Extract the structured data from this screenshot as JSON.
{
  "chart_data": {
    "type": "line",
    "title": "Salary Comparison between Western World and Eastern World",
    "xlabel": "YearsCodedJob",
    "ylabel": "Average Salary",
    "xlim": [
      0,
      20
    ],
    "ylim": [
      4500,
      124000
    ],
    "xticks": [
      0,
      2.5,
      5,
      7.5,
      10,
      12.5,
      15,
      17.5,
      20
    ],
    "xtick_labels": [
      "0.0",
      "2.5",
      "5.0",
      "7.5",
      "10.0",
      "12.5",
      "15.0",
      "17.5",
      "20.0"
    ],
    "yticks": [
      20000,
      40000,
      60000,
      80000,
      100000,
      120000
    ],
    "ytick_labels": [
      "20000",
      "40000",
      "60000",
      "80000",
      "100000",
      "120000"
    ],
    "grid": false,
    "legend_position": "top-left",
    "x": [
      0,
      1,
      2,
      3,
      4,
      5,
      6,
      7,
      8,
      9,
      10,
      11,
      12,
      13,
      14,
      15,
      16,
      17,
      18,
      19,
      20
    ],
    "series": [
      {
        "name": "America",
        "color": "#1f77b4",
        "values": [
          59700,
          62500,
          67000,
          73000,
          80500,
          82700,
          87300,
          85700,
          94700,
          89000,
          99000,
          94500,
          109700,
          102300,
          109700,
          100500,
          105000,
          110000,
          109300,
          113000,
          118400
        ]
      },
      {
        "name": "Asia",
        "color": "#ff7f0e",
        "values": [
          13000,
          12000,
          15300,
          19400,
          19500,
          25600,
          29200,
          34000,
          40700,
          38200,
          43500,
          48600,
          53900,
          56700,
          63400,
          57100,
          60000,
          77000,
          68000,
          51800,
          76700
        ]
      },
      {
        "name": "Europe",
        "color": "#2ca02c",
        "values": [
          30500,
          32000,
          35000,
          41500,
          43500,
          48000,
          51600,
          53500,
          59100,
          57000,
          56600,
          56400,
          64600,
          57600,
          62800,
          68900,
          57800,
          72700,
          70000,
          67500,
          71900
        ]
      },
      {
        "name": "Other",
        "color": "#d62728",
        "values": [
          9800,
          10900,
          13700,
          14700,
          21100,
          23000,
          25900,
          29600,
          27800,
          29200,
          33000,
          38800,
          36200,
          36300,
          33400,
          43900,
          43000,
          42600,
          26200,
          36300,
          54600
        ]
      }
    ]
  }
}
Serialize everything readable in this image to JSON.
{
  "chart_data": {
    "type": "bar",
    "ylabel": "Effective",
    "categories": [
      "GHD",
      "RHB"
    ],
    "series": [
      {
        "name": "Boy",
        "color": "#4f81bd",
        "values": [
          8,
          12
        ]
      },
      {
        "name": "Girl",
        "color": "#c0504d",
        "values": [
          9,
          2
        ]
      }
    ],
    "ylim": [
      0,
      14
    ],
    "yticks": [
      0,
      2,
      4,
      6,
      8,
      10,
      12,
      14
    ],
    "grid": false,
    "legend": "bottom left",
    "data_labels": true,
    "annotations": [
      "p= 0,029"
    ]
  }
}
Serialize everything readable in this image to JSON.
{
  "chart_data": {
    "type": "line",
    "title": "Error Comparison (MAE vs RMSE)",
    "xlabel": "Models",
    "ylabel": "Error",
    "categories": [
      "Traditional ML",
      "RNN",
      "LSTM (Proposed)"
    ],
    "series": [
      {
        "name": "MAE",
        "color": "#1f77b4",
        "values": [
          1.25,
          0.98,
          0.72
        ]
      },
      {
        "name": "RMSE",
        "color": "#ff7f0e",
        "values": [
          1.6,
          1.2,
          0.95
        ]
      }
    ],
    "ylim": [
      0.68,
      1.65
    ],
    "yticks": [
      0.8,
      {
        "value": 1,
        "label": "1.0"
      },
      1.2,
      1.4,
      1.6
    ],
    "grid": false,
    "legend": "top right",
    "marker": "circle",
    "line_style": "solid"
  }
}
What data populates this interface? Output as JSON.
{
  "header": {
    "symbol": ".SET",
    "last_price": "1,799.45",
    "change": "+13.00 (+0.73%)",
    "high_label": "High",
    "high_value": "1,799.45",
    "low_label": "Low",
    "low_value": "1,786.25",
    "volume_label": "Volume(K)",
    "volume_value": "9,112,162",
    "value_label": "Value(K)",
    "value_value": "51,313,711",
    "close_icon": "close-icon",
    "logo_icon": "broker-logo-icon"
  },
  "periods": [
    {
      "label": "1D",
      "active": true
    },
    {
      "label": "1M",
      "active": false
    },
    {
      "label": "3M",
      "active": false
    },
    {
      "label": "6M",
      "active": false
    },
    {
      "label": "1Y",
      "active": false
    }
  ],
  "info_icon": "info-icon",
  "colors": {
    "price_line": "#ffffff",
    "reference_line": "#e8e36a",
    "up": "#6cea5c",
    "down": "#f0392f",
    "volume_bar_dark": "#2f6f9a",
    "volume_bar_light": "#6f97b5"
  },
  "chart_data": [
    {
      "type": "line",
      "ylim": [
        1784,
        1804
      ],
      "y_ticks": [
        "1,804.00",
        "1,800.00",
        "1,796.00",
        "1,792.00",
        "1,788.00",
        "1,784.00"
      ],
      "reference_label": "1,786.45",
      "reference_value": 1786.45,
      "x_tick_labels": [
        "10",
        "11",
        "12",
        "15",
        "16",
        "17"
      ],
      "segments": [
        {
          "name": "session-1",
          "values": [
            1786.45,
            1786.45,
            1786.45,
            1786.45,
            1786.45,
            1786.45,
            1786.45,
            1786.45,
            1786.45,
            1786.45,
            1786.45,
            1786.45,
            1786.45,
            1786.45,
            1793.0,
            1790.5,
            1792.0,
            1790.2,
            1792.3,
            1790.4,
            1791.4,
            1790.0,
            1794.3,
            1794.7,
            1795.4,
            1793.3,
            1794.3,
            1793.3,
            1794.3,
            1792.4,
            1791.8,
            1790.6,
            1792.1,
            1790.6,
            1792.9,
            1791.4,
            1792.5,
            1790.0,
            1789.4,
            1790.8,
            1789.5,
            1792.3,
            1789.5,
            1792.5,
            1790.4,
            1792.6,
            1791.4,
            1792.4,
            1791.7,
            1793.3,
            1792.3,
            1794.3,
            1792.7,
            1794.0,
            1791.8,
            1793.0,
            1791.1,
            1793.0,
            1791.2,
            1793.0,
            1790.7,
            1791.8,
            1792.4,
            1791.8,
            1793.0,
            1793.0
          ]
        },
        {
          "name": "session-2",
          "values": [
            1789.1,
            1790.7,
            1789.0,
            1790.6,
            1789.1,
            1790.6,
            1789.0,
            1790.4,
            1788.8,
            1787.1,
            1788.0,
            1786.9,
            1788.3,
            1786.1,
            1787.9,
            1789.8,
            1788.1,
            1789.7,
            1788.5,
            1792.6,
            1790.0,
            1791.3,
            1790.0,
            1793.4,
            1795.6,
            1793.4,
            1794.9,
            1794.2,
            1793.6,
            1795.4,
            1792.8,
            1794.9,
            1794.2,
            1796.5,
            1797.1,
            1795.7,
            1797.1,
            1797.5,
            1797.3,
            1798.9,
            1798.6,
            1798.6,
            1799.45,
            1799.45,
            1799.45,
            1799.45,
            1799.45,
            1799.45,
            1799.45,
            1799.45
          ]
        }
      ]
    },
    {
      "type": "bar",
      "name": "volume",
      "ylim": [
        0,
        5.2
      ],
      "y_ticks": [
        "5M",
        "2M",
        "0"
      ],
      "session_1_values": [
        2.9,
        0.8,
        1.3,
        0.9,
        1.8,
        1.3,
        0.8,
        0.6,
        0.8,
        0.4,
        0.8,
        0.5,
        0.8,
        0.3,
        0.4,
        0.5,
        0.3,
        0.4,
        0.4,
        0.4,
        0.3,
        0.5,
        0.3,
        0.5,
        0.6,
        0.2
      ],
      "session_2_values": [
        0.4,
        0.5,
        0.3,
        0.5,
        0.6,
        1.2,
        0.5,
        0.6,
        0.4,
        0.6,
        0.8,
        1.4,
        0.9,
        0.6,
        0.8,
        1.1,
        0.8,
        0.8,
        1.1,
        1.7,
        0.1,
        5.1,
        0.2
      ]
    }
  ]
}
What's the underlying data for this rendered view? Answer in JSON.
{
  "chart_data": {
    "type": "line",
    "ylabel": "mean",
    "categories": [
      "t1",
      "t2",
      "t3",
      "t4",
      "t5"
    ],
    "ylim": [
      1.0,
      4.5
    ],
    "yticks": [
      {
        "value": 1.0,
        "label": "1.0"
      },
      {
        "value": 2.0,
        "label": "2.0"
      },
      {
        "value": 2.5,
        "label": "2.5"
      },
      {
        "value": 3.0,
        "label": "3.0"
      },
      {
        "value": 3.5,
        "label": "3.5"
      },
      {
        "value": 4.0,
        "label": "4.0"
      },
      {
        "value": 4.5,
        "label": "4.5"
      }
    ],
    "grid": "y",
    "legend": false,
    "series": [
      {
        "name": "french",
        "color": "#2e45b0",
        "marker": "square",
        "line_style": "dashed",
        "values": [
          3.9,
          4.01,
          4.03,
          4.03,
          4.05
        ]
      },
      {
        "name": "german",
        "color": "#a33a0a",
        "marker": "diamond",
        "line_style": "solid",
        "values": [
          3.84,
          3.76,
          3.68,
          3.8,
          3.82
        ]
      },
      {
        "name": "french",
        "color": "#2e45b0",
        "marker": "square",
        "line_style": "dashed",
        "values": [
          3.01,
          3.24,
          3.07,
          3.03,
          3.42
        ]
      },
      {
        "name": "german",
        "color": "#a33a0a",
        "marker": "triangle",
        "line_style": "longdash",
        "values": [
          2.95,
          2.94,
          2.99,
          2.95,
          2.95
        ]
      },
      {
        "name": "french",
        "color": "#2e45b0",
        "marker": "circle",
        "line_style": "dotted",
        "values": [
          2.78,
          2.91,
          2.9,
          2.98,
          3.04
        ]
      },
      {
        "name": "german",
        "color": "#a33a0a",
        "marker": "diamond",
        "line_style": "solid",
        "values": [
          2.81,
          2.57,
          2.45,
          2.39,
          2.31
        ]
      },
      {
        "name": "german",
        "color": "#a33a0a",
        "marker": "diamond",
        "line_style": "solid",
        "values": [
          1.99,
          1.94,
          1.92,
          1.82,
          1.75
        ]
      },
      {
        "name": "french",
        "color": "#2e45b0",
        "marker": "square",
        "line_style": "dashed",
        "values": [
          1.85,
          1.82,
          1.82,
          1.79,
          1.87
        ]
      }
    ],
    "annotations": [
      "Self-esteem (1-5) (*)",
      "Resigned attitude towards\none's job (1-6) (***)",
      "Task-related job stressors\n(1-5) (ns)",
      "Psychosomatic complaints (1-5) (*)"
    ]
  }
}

..........

* _Written task_
Check every line of the data, and copy the ones that contain "this".

* _Task response_
Extract the structured data from this screenshot as JSON.
Serialize everything readable in this image to JSON.
Serialize everything readable in this image to JSON.
What data populates this interface? Output as JSON.
What's the underlying data for this rendered view? Answer in JSON.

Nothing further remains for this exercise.